▶ Exercise aim: Pick out all lines in the listing holding the string "Output" and copy them.

▶ Data for this task:
■ ■ ■ ■ ■

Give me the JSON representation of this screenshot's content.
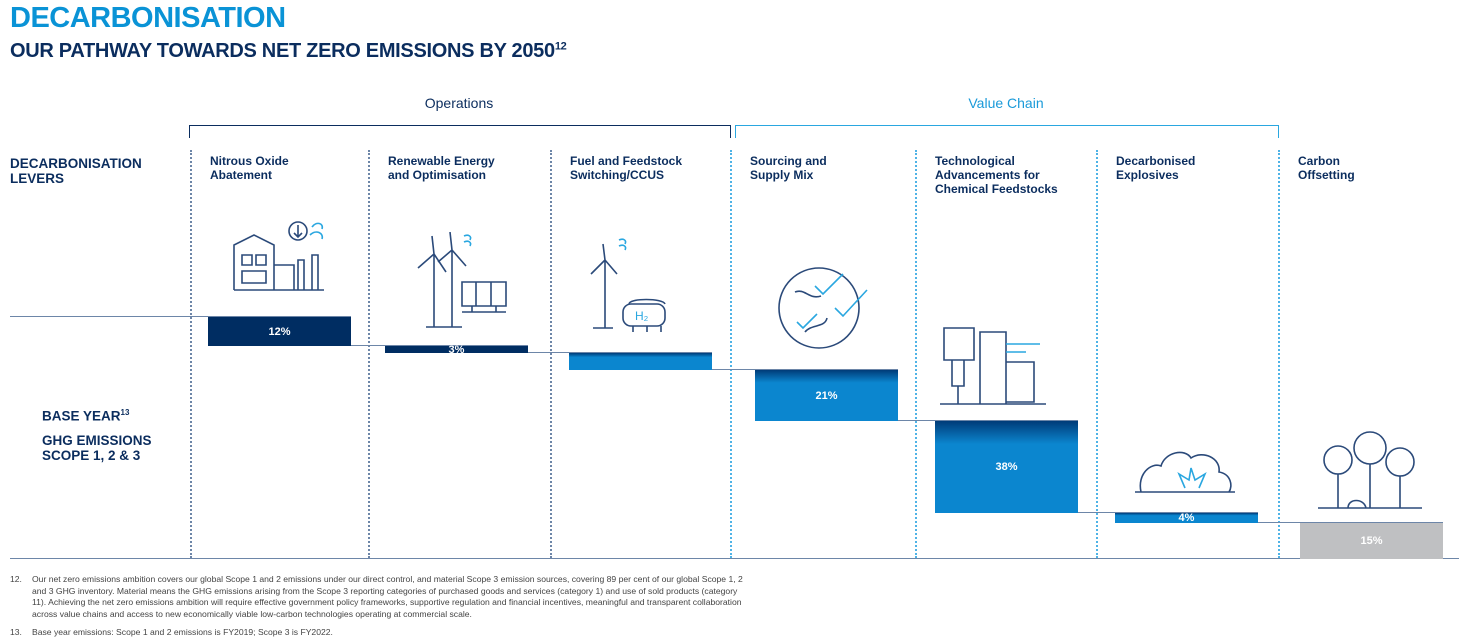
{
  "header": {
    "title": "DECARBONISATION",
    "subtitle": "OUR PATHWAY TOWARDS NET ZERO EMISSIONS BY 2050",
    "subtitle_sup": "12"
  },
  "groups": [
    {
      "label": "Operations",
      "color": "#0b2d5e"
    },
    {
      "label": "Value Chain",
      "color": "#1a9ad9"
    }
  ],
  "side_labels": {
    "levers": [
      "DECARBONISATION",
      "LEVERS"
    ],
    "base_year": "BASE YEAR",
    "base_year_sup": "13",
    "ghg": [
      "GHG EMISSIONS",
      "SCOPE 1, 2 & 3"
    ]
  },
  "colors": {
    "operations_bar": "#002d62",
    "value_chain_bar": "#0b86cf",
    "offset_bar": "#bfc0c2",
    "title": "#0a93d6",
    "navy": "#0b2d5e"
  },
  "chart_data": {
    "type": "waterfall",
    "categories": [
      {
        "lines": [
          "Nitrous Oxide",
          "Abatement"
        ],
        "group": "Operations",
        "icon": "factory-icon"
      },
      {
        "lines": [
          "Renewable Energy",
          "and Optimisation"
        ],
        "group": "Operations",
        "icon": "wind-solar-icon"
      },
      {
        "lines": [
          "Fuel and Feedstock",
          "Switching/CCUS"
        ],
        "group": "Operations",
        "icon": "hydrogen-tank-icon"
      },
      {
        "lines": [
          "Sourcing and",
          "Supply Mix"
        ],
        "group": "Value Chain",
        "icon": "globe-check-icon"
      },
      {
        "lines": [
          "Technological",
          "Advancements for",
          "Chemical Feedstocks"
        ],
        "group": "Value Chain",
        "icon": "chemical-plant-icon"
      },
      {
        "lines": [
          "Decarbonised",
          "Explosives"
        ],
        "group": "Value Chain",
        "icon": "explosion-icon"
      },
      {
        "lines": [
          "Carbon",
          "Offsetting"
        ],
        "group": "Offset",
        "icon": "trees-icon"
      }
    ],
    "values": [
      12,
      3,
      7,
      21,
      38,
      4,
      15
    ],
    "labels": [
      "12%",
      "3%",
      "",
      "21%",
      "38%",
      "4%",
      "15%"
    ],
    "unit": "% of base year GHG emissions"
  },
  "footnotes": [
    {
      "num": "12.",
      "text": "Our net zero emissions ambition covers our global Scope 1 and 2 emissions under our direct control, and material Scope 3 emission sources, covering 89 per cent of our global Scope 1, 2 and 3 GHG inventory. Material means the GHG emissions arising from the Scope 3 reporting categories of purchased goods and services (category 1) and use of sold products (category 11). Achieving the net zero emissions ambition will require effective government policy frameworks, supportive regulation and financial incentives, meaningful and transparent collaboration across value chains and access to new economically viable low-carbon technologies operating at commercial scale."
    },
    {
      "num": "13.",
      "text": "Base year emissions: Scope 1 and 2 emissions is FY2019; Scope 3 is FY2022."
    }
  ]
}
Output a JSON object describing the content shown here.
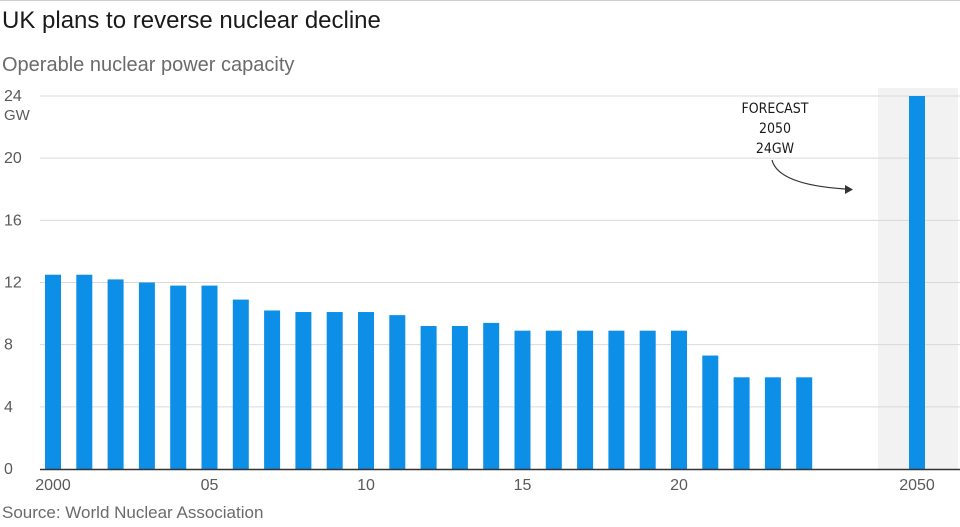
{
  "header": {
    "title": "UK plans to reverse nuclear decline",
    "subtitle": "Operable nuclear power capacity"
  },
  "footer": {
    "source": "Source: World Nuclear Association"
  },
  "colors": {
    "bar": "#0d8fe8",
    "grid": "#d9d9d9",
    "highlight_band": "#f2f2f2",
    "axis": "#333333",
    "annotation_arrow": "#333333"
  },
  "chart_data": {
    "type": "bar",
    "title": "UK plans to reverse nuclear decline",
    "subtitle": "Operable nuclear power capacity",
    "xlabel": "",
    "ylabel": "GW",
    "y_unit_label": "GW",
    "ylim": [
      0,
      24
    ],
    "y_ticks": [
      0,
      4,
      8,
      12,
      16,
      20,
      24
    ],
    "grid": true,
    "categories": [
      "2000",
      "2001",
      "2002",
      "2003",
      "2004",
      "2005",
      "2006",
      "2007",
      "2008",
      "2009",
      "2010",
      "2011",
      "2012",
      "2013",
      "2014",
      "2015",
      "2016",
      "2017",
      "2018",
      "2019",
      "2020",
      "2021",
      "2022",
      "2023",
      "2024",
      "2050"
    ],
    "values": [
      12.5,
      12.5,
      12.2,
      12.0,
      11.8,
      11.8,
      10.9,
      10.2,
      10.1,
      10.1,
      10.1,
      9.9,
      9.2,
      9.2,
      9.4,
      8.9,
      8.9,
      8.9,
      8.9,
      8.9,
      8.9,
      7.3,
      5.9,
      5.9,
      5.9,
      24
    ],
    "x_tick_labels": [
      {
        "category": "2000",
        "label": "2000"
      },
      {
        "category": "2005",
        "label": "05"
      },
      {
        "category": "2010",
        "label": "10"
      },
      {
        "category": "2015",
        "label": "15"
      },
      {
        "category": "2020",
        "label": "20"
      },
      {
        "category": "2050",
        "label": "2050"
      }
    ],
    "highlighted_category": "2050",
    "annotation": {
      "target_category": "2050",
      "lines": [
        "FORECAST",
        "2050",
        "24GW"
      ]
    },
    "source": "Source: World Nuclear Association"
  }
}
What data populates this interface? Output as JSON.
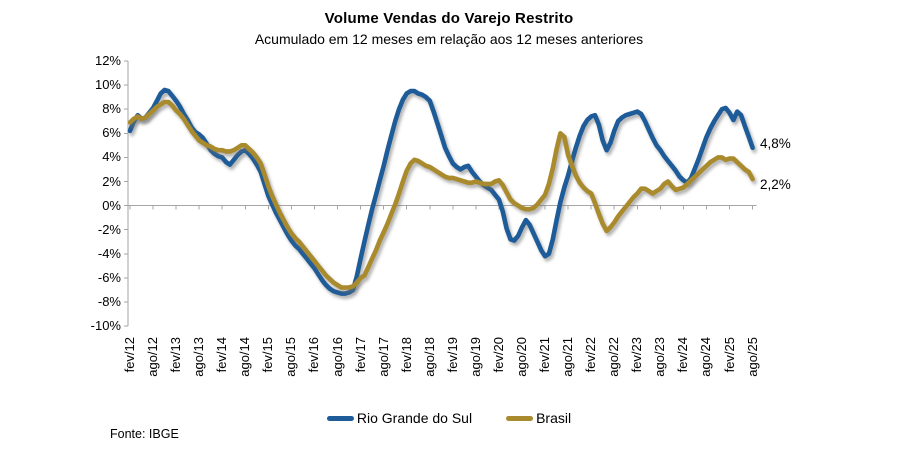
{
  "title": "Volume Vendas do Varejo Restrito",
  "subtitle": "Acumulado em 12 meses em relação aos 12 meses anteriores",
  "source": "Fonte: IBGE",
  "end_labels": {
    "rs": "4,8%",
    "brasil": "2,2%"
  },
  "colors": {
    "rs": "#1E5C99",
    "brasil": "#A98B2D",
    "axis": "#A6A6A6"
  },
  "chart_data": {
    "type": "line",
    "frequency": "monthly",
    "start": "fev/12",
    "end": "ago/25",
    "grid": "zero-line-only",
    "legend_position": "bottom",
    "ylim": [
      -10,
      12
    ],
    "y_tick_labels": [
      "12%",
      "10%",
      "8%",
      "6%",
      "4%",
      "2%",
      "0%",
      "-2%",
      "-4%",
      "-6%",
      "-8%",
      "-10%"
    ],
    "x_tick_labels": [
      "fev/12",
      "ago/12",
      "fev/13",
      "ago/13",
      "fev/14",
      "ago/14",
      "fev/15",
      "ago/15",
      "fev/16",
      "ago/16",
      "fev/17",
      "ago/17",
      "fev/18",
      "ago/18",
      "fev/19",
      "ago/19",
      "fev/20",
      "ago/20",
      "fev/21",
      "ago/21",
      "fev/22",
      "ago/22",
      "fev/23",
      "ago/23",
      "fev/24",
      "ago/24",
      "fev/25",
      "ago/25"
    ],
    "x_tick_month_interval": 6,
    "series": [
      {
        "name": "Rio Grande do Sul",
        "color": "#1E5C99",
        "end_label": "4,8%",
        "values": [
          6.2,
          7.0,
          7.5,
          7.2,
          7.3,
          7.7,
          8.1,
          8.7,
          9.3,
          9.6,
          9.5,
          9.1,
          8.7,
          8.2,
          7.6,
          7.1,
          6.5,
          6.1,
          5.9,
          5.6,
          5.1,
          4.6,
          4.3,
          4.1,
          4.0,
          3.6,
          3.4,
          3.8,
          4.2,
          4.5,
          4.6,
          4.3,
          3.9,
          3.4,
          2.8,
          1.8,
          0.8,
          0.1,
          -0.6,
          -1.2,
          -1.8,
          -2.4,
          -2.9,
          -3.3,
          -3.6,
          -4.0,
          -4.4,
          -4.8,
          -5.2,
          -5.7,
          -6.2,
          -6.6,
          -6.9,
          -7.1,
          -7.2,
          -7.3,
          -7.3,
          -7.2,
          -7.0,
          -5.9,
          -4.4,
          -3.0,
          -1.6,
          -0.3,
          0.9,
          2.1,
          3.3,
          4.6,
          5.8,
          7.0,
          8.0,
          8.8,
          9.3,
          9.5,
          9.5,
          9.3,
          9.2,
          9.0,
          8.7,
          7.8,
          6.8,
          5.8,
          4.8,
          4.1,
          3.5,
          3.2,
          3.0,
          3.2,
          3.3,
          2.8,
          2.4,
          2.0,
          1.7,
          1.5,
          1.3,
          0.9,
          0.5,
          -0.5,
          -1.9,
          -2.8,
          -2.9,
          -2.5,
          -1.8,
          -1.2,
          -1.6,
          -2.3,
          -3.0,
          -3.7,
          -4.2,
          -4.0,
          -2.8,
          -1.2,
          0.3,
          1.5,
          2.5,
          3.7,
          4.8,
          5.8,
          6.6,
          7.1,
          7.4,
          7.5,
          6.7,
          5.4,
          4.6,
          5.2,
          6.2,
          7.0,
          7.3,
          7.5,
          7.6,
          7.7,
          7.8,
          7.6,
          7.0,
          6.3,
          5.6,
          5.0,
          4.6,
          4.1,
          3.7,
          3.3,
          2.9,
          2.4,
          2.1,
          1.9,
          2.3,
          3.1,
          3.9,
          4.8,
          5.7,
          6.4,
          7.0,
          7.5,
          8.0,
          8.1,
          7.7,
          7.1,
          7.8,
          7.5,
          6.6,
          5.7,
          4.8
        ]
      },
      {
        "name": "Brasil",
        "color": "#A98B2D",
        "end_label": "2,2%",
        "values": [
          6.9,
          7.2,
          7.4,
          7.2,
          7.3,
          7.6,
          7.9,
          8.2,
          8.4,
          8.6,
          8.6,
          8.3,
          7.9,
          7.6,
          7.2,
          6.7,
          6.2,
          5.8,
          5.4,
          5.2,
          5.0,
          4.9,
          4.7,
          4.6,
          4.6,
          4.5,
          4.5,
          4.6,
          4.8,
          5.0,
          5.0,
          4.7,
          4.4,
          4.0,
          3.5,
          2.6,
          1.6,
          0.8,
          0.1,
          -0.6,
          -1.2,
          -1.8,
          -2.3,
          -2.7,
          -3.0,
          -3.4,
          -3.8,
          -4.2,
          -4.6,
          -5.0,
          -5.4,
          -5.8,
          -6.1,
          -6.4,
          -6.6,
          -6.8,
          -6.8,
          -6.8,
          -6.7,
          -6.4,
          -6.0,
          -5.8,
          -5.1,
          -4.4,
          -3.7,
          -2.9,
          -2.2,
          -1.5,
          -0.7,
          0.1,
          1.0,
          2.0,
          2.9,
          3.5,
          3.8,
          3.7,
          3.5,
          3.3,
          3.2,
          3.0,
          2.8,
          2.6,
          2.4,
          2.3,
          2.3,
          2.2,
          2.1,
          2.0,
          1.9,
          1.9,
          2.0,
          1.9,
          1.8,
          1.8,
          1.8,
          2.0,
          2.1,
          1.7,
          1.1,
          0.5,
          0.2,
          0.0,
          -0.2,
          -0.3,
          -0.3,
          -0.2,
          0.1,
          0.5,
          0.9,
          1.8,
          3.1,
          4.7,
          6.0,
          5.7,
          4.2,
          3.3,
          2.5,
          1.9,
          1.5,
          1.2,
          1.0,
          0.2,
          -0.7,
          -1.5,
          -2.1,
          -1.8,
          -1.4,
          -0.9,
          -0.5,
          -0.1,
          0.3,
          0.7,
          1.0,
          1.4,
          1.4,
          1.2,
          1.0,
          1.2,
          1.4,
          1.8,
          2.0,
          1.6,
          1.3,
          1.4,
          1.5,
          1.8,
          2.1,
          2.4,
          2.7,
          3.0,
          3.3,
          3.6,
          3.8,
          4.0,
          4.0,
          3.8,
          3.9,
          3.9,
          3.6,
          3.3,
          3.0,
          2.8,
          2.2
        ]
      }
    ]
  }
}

■ ■ ■ ■ ■

▶ Exercise result:
Output a JSON object describing the content shown here.
What data populates this interface? Output as JSON.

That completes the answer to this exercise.